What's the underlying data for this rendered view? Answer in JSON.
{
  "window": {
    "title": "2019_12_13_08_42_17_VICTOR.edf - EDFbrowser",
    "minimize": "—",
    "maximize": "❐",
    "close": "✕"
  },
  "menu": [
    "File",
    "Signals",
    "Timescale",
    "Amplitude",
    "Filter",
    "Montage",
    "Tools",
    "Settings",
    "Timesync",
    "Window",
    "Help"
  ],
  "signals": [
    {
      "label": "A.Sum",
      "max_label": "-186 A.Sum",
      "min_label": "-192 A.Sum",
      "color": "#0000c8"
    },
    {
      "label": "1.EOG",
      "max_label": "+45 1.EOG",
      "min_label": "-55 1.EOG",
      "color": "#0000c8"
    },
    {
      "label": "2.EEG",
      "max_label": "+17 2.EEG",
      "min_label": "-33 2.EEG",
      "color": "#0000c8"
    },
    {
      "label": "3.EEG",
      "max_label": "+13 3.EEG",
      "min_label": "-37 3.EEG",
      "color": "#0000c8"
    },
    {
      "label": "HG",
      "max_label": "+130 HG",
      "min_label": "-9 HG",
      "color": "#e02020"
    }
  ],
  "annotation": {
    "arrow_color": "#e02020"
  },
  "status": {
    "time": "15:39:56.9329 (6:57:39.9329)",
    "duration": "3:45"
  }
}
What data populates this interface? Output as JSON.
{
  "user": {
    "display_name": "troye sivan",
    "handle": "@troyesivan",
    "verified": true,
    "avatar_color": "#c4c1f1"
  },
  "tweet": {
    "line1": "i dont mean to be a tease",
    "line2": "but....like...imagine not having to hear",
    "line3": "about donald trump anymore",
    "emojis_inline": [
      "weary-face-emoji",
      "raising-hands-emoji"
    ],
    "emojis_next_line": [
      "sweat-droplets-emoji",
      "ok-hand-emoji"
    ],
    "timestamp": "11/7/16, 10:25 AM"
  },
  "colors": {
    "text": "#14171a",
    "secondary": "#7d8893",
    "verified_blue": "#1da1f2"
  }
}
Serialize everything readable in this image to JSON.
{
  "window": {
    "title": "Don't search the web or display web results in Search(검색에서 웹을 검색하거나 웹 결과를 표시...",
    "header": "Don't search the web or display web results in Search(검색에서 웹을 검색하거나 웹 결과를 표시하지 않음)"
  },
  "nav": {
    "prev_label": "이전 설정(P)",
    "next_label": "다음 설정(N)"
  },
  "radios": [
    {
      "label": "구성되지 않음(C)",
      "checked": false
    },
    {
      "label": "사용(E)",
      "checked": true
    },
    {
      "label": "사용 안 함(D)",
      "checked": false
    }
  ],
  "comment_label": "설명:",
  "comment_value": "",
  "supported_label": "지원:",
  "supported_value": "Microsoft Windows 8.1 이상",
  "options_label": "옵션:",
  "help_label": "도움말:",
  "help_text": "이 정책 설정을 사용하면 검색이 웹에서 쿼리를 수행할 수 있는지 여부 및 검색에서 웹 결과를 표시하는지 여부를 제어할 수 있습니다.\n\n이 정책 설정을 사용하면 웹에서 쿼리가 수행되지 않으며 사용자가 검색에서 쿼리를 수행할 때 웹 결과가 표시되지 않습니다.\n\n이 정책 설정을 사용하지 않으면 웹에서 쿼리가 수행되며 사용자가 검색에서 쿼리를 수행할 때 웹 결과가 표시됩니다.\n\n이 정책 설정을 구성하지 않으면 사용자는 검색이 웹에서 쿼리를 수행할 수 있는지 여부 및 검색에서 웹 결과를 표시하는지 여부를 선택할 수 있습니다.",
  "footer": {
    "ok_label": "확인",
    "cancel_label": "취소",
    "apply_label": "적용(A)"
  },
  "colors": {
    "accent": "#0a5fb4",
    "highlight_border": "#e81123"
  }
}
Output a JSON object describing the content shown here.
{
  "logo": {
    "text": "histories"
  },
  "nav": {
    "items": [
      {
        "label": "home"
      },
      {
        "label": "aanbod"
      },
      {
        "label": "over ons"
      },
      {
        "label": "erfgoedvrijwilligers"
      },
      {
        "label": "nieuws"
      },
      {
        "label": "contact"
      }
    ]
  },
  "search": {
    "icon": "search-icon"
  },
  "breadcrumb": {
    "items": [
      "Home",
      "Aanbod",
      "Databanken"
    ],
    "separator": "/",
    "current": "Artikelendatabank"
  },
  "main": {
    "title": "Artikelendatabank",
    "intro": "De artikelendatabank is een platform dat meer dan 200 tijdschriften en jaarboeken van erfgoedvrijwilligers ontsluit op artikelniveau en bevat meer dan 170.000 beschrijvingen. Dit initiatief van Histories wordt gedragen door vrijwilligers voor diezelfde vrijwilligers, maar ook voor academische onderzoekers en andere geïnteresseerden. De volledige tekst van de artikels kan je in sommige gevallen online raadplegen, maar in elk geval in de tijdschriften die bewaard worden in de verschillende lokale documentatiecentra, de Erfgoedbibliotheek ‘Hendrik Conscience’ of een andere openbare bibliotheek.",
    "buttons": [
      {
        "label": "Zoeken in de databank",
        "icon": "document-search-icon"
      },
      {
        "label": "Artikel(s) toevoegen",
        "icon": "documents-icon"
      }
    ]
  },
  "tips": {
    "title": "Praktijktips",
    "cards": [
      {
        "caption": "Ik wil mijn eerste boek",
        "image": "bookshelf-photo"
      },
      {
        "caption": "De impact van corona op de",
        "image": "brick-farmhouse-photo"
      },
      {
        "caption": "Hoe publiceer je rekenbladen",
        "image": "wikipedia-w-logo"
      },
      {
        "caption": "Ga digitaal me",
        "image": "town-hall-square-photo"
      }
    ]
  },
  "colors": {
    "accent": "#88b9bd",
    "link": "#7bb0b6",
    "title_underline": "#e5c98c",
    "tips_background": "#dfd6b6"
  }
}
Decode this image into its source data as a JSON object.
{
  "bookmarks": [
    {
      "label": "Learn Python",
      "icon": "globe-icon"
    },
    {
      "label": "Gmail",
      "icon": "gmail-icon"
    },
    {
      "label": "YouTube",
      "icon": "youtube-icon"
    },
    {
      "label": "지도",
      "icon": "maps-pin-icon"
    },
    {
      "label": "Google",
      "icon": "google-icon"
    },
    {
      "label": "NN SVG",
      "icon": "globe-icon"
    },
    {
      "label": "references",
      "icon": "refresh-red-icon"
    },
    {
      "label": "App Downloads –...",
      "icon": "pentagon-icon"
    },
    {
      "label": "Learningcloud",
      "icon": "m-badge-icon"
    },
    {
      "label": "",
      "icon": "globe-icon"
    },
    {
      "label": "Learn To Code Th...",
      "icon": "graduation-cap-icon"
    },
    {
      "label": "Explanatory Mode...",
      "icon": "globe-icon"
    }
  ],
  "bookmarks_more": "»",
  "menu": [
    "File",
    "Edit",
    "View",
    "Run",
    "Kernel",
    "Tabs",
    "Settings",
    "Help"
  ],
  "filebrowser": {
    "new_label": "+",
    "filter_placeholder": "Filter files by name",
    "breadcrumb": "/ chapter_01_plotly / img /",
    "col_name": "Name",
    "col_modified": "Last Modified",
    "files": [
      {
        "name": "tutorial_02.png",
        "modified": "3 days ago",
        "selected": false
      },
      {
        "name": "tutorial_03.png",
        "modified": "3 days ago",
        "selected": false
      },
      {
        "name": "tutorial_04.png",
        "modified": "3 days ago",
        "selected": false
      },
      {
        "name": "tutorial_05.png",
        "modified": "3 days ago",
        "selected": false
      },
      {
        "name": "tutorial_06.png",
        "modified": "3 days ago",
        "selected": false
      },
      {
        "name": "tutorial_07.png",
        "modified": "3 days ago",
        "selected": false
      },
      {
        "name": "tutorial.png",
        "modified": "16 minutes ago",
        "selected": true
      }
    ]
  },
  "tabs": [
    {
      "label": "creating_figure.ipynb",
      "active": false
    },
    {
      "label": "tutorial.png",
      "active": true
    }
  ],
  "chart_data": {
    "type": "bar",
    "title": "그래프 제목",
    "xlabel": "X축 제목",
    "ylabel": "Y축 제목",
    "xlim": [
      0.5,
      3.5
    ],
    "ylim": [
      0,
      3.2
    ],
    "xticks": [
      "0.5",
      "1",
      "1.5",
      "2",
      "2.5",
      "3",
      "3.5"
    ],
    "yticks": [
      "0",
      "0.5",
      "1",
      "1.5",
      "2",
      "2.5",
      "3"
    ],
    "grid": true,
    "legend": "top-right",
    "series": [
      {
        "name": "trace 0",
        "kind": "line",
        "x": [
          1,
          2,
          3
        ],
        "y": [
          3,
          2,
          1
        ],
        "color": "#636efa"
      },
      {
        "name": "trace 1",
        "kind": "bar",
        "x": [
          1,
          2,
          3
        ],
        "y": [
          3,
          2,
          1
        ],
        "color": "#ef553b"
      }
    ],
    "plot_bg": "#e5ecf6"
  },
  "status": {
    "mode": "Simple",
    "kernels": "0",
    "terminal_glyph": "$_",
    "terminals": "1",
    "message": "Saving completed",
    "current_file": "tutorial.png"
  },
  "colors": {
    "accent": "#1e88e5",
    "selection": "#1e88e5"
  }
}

────────────────

# What you are asked to do:
From the listing above, collect each line in which the string "files" appears.

# Finished exercise:
    "filter_placeholder": "Filter files by name",
    "files": [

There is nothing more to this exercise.